■ **Set problem**: Retype the records below exactly as they appear, but leave out any pictures.

■ **Records for the task**:
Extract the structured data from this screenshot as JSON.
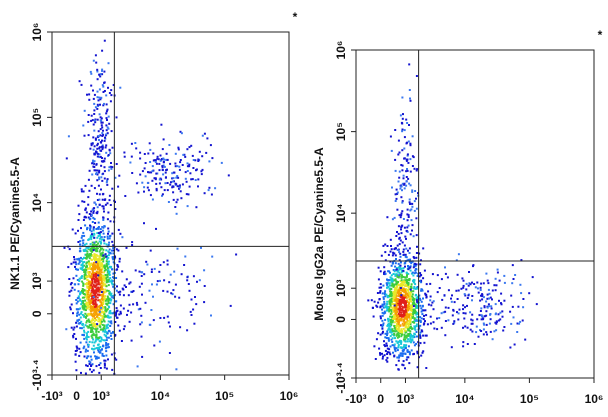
{
  "chart_data": [
    {
      "type": "scatter",
      "y_label": "NK1.1 PE/Cyanine5.5-A",
      "annotation": "*",
      "xlim": [
        -1000,
        1000000
      ],
      "ylim": [
        -2512,
        1000000
      ],
      "xticks": [
        {
          "value": -1000,
          "label": "-10³"
        },
        0,
        {
          "value": 1000,
          "label": "10³"
        },
        {
          "value": 10000,
          "label": "10⁴"
        },
        {
          "value": 100000,
          "label": "10⁵"
        },
        {
          "value": 1000000,
          "label": "10⁶"
        }
      ],
      "yticks": [
        {
          "value": -2512,
          "label": "-10³·⁴"
        },
        0,
        {
          "value": 1000,
          "label": "10³"
        },
        {
          "value": 10000,
          "label": "10⁴"
        },
        {
          "value": 100000,
          "label": "10⁵"
        },
        {
          "value": 1000000,
          "label": "10⁶"
        }
      ],
      "quadrant_x": 1800,
      "quadrant_y": 3000
    },
    {
      "type": "scatter",
      "y_label": "Mouse IgG2a PE/Cyanine5.5-A",
      "annotation": "*",
      "xlim": [
        -1000,
        1000000
      ],
      "ylim": [
        -2512,
        1000000
      ],
      "xticks": [
        {
          "value": -1000,
          "label": "-10³"
        },
        0,
        {
          "value": 1000,
          "label": "10³"
        },
        {
          "value": 10000,
          "label": "10⁴"
        },
        {
          "value": 100000,
          "label": "10⁵"
        },
        {
          "value": 1000000,
          "label": "10⁶"
        }
      ],
      "yticks": [
        {
          "value": -2512,
          "label": "-10³·⁴"
        },
        0,
        {
          "value": 1000,
          "label": "10³"
        },
        {
          "value": 10000,
          "label": "10⁴"
        },
        {
          "value": 100000,
          "label": "10⁵"
        },
        {
          "value": 1000000,
          "label": "10⁶"
        }
      ],
      "quadrant_x": 1800,
      "quadrant_y": 2500
    }
  ]
}
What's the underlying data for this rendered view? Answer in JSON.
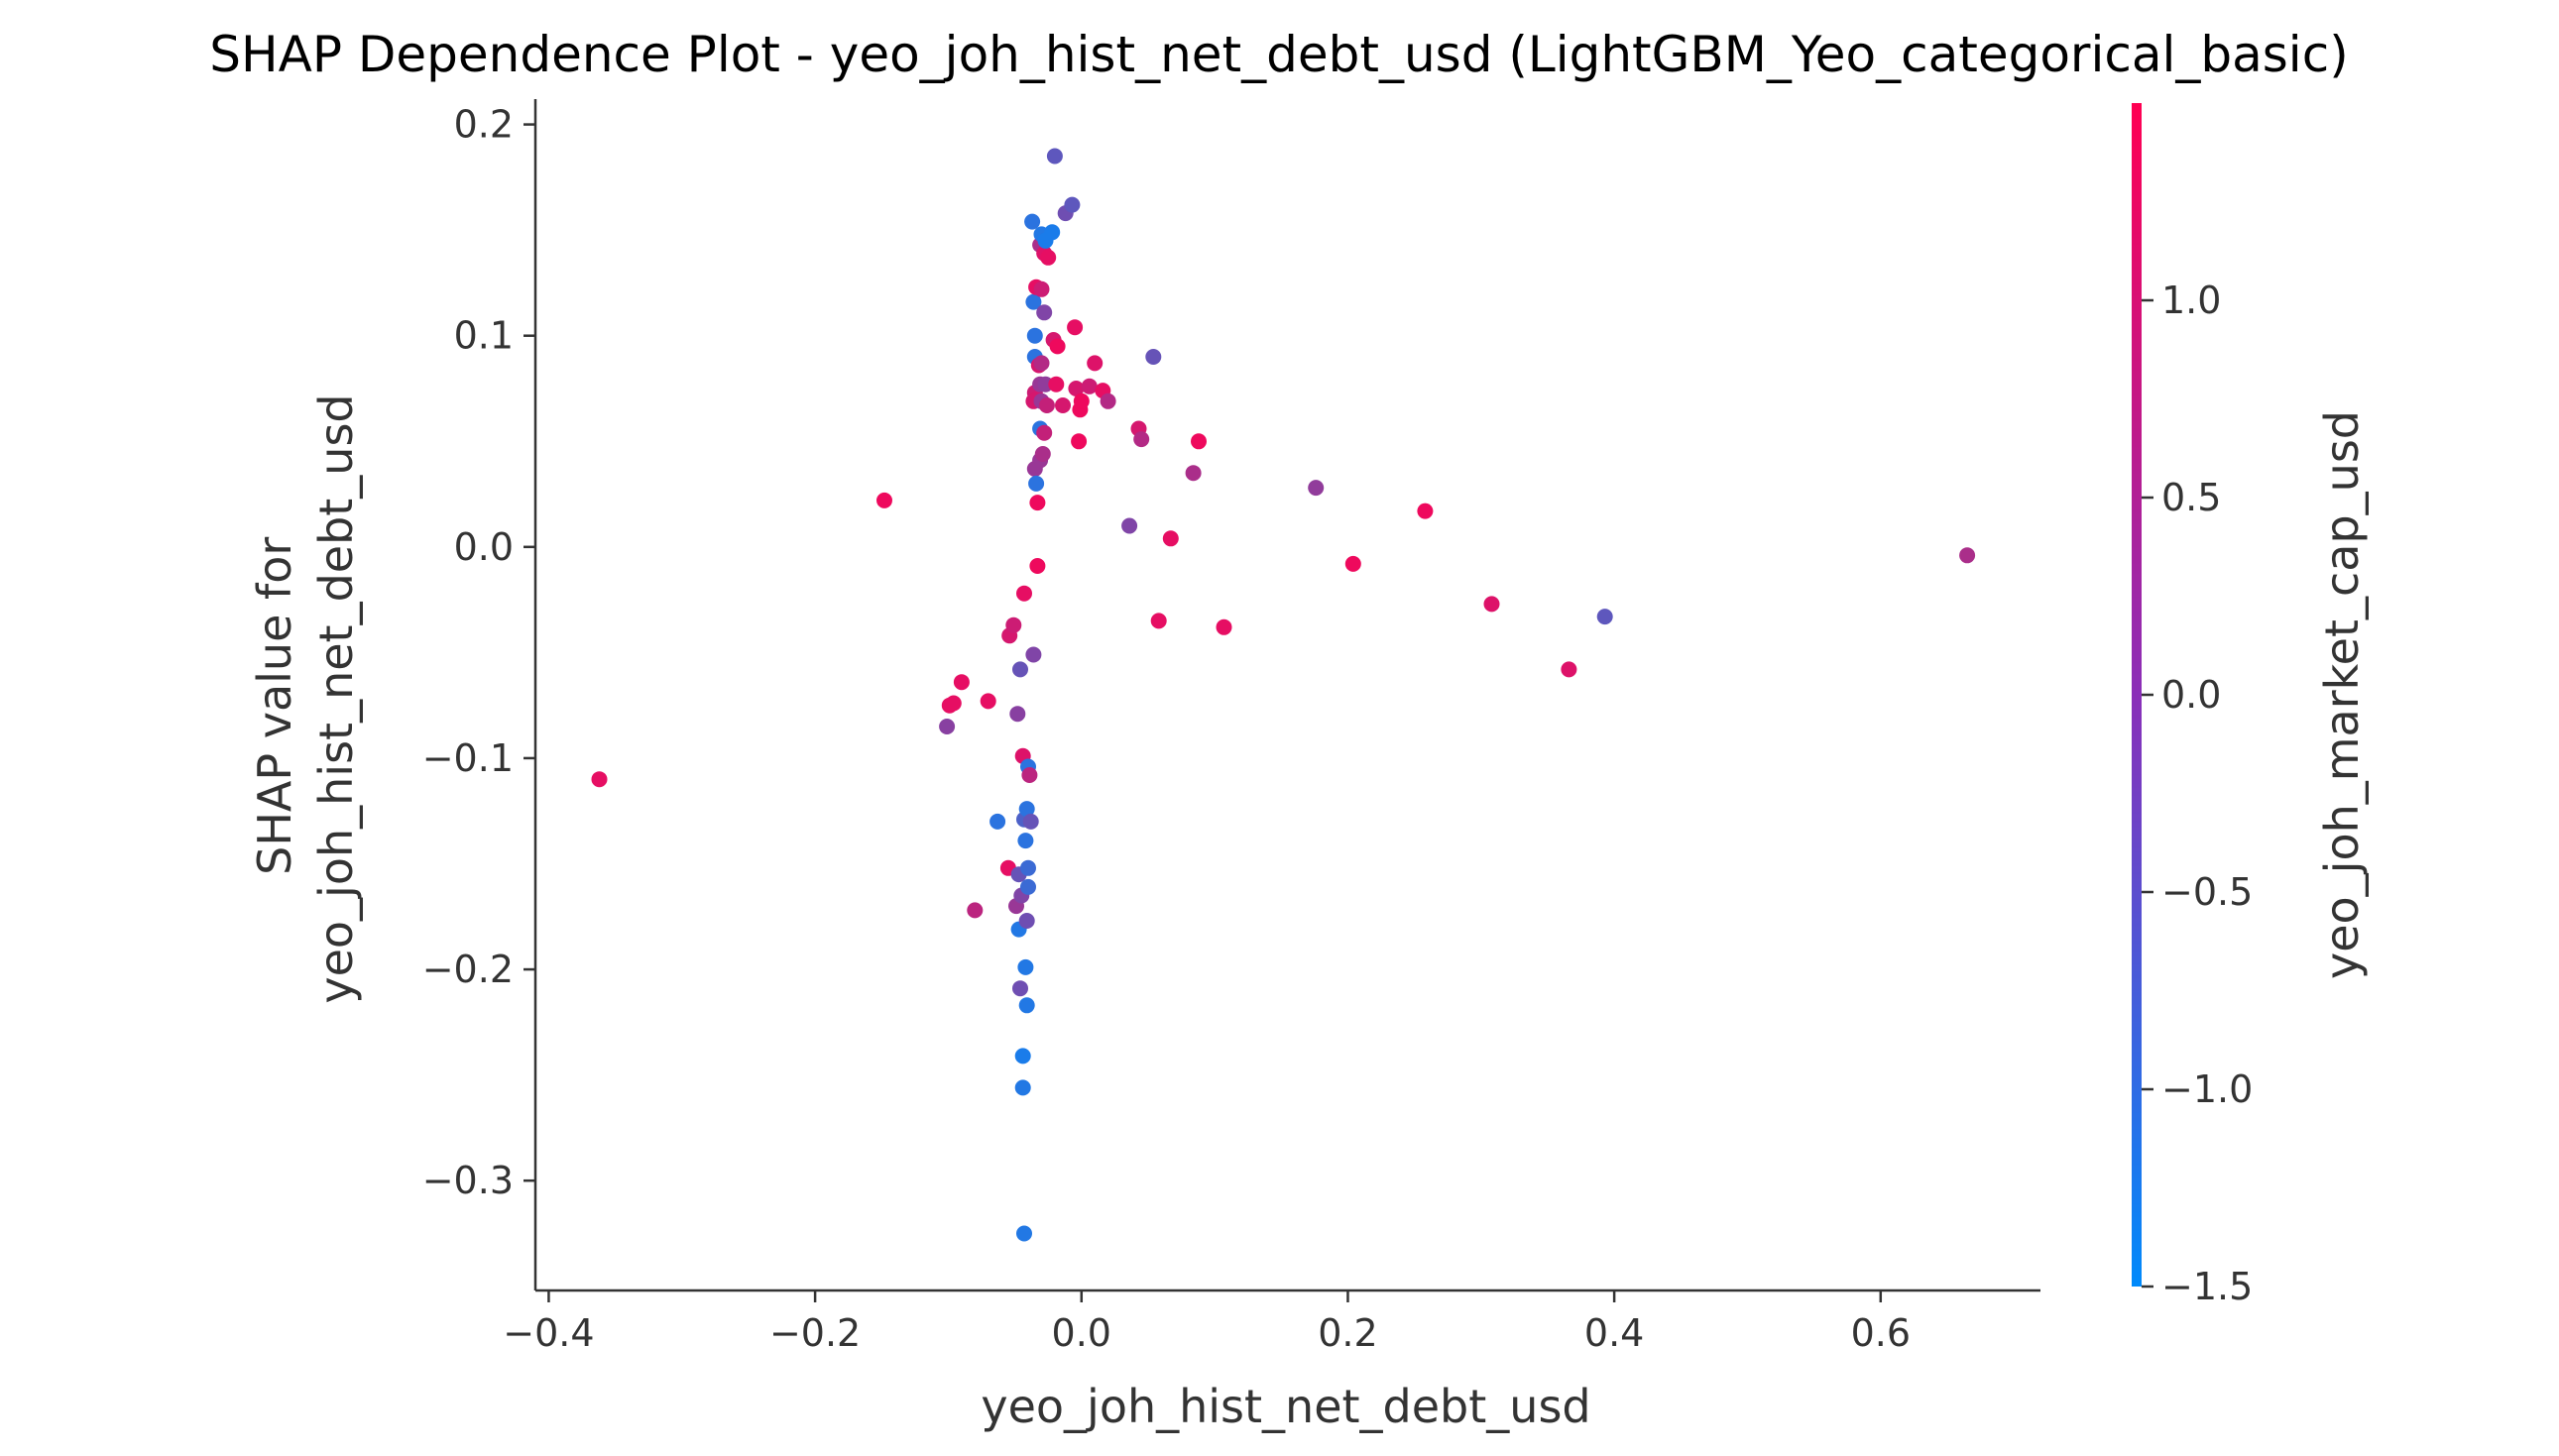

■ **Solved exercise**:
Extract the structured data from this screenshot as JSON.
{
  "chart_data": [
    {
      "type": "scatter",
      "y_label": "NK1.1 PE/Cyanine5.5-A",
      "annotation": "*",
      "xlim": [
        -1000,
        1000000
      ],
      "ylim": [
        -2512,
        1000000
      ],
      "xticks": [
        {
          "value": -1000,
          "label": "-10³"
        },
        0,
        {
          "value": 1000,
          "label": "10³"
        },
        {
          "value": 10000,
          "label": "10⁴"
        },
        {
          "value": 100000,
          "label": "10⁵"
        },
        {
          "value": 1000000,
          "label": "10⁶"
        }
      ],
      "yticks": [
        {
          "value": -2512,
          "label": "-10³·⁴"
        },
        0,
        {
          "value": 1000,
          "label": "10³"
        },
        {
          "value": 10000,
          "label": "10⁴"
        },
        {
          "value": 100000,
          "label": "10⁵"
        },
        {
          "value": 1000000,
          "label": "10⁶"
        }
      ],
      "quadrant_x": 1800,
      "quadrant_y": 3000
    },
    {
      "type": "scatter",
      "y_label": "Mouse IgG2a PE/Cyanine5.5-A",
      "annotation": "*",
      "xlim": [
        -1000,
        1000000
      ],
      "ylim": [
        -2512,
        1000000
      ],
      "xticks": [
        {
          "value": -1000,
          "label": "-10³"
        },
        0,
        {
          "value": 1000,
          "label": "10³"
        },
        {
          "value": 10000,
          "label": "10⁴"
        },
        {
          "value": 100000,
          "label": "10⁵"
        },
        {
          "value": 1000000,
          "label": "10⁶"
        }
      ],
      "yticks": [
        {
          "value": -2512,
          "label": "-10³·⁴"
        },
        0,
        {
          "value": 1000,
          "label": "10³"
        },
        {
          "value": 10000,
          "label": "10⁴"
        },
        {
          "value": 100000,
          "label": "10⁵"
        },
        {
          "value": 1000000,
          "label": "10⁶"
        }
      ],
      "quadrant_x": 1800,
      "quadrant_y": 2500
    }
  ]
}
What's the underlying data for this rendered view? Answer in JSON.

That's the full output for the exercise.